Exercise: Return all of the entries word for word, but omit the pictures they contain.
----
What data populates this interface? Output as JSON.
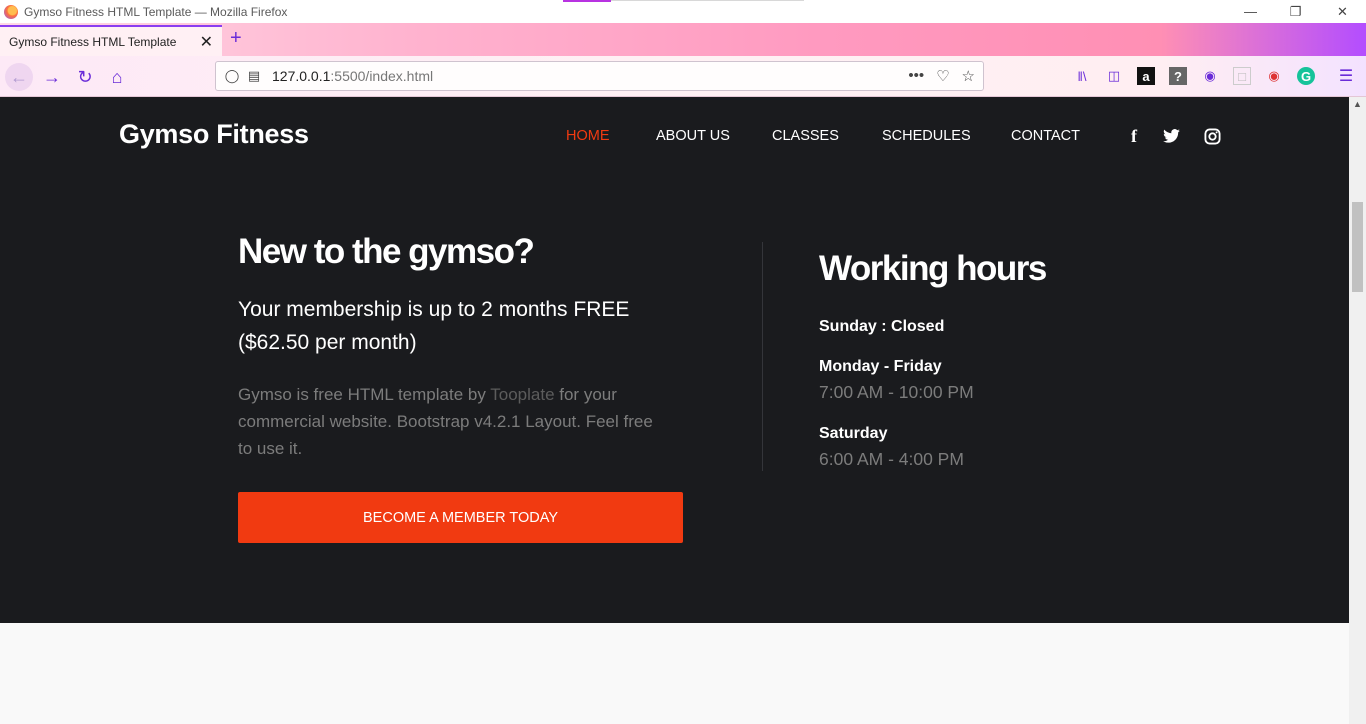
{
  "browser": {
    "window_title": "Gymso Fitness HTML Template — Mozilla Firefox",
    "tab_title": "Gymso Fitness HTML Template",
    "url_host": "127.0.0.1",
    "url_rest": ":5500/index.html"
  },
  "site": {
    "brand": "Gymso Fitness",
    "menu": [
      "HOME",
      "ABOUT US",
      "CLASSES",
      "SCHEDULES",
      "CONTACT"
    ],
    "active_menu": "HOME",
    "social": [
      "facebook-icon",
      "twitter-icon",
      "instagram-icon"
    ],
    "accent_color": "#f13a11"
  },
  "hero": {
    "title": "New to the gymso?",
    "lead": "Your membership is up to 2 months FREE ($62.50 per month)",
    "desc_before": "Gymso is free HTML template by ",
    "desc_link": "Tooplate",
    "desc_after": " for your commercial website. Bootstrap v4.2.1 Layout. Feel free to use it.",
    "cta": "BECOME A MEMBER TODAY"
  },
  "hours": {
    "title": "Working hours",
    "sunday": "Sunday : Closed",
    "weekday_label": "Monday - Friday",
    "weekday_time": "7:00 AM - 10:00 PM",
    "saturday_label": "Saturday",
    "saturday_time": "6:00 AM - 4:00 PM"
  }
}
----
Answer to the exercise:
What data populates this interface? Output as JSON.
{
  "browser": {
    "window_title": "Gymso Fitness HTML Template — Mozilla Firefox",
    "tab_title": "Gymso Fitness HTML Template",
    "url_host": "127.0.0.1",
    "url_rest": ":5500/index.html"
  },
  "site": {
    "brand": "Gymso Fitness",
    "menu": [
      "HOME",
      "ABOUT US",
      "CLASSES",
      "SCHEDULES",
      "CONTACT"
    ],
    "active_menu": "HOME",
    "social": [
      "facebook-icon",
      "twitter-icon",
      "instagram-icon"
    ],
    "accent_color": "#f13a11"
  },
  "hero": {
    "title": "New to the gymso?",
    "lead": "Your membership is up to 2 months FREE ($62.50 per month)",
    "desc_before": "Gymso is free HTML template by ",
    "desc_link": "Tooplate",
    "desc_after": " for your commercial website. Bootstrap v4.2.1 Layout. Feel free to use it.",
    "cta": "BECOME A MEMBER TODAY"
  },
  "hours": {
    "title": "Working hours",
    "sunday": "Sunday : Closed",
    "weekday_label": "Monday - Friday",
    "weekday_time": "7:00 AM - 10:00 PM",
    "saturday_label": "Saturday",
    "saturday_time": "6:00 AM - 4:00 PM"
  }
}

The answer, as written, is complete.